The records:
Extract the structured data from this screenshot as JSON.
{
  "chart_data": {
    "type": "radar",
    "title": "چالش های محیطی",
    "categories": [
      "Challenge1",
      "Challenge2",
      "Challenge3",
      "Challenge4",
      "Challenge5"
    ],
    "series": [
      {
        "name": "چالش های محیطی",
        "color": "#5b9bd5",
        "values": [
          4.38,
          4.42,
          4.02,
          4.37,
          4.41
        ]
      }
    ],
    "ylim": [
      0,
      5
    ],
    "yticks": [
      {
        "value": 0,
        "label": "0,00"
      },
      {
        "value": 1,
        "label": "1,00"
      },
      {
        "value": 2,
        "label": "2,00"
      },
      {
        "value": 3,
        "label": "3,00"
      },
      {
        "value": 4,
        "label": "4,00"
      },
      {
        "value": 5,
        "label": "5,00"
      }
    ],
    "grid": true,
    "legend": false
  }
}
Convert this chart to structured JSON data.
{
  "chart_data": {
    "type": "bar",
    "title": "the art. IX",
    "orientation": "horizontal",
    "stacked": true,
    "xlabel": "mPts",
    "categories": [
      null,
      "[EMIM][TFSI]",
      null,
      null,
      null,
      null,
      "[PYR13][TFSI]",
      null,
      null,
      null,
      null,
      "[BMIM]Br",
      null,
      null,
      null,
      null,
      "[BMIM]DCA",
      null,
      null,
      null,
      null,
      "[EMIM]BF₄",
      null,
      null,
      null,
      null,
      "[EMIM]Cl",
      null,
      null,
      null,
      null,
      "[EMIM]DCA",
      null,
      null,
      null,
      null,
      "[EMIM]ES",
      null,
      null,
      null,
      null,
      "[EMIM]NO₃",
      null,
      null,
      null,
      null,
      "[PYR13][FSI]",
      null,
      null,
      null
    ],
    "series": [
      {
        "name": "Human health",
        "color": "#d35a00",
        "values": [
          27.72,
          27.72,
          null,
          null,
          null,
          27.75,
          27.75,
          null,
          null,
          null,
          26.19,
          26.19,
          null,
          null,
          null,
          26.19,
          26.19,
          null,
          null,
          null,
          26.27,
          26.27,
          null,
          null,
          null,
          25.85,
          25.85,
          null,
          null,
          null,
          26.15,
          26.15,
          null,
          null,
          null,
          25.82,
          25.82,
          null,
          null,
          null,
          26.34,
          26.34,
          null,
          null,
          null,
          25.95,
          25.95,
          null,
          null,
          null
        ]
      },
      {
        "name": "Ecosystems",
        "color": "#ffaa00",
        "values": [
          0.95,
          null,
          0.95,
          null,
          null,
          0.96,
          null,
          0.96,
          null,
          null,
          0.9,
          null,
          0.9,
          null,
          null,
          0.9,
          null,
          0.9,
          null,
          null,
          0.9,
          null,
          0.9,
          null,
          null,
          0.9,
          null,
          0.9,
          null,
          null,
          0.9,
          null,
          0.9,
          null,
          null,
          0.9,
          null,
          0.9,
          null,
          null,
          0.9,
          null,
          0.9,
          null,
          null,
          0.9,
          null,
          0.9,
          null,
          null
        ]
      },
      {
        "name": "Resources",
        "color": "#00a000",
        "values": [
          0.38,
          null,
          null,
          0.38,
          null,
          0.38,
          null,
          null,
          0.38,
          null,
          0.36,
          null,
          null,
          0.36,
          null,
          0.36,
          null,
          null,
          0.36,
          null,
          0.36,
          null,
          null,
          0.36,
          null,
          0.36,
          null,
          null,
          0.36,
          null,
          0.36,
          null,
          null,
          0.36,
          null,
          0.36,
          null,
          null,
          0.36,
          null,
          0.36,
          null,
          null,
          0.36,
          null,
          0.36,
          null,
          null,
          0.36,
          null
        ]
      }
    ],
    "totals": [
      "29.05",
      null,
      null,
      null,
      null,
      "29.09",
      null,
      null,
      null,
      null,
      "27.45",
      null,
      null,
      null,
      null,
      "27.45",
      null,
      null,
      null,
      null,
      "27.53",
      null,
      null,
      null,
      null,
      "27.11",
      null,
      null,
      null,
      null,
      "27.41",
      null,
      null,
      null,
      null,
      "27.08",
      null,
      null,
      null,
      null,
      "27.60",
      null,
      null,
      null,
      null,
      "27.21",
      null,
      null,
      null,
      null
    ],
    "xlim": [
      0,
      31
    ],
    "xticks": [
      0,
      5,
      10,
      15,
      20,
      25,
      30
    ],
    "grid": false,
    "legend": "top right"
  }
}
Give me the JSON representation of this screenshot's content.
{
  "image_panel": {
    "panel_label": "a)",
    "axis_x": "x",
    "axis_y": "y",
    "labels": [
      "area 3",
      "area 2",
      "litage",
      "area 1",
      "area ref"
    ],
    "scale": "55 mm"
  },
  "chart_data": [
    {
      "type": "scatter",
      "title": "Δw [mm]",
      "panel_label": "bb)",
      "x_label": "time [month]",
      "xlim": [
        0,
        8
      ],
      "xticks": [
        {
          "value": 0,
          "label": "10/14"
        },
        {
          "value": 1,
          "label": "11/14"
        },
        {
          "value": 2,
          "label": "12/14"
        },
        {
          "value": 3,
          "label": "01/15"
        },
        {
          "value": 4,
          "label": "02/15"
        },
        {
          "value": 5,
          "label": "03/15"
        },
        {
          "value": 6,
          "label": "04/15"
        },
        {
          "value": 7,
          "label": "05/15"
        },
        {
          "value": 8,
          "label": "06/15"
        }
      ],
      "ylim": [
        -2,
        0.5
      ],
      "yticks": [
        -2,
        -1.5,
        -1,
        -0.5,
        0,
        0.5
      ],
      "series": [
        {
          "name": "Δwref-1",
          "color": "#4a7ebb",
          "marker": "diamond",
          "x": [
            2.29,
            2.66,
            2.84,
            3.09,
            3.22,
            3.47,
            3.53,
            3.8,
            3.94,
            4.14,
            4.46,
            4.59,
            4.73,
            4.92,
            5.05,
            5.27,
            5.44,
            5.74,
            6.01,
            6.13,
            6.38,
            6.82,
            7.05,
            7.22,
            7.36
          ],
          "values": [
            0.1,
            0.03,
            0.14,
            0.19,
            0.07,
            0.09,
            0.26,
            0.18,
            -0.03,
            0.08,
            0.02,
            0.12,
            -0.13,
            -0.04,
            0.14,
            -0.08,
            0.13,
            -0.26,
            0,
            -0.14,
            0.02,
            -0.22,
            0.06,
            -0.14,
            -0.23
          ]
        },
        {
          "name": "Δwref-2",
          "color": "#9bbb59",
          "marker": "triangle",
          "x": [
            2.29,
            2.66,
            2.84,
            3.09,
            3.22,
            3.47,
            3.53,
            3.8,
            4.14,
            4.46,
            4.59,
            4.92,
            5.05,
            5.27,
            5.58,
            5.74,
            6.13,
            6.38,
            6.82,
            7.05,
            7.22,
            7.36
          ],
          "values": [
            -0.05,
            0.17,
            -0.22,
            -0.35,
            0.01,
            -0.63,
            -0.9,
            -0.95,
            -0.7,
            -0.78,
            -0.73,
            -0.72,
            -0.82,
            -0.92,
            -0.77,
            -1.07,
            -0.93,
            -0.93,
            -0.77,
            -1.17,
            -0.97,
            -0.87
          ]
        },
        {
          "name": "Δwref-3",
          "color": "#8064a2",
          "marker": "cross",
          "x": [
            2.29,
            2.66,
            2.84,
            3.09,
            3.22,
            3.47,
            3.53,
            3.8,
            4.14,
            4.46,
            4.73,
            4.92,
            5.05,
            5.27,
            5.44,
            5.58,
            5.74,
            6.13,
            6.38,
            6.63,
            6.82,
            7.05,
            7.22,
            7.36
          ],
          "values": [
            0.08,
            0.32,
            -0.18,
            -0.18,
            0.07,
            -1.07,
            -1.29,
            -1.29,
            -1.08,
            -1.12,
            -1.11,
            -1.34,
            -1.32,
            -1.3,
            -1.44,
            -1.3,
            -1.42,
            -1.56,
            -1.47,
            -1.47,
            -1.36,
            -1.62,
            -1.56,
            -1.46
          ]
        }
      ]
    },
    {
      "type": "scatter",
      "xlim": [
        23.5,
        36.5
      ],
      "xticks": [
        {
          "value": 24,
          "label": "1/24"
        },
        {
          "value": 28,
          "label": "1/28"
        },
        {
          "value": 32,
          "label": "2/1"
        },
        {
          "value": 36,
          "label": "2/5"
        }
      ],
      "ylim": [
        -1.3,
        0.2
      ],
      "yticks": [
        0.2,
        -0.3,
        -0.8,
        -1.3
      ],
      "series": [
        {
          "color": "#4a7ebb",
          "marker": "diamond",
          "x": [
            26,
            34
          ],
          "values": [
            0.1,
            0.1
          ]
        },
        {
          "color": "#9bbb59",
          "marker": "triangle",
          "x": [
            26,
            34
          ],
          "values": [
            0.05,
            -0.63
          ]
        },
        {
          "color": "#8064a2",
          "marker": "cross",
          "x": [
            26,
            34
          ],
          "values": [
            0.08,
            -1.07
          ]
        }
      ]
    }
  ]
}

Exercise objective:
Each line in the listing above that contains "محیطی" should be copied.

Answer in full:
    "title": "چالش های محیطی",
        "name": "چالش های محیطی",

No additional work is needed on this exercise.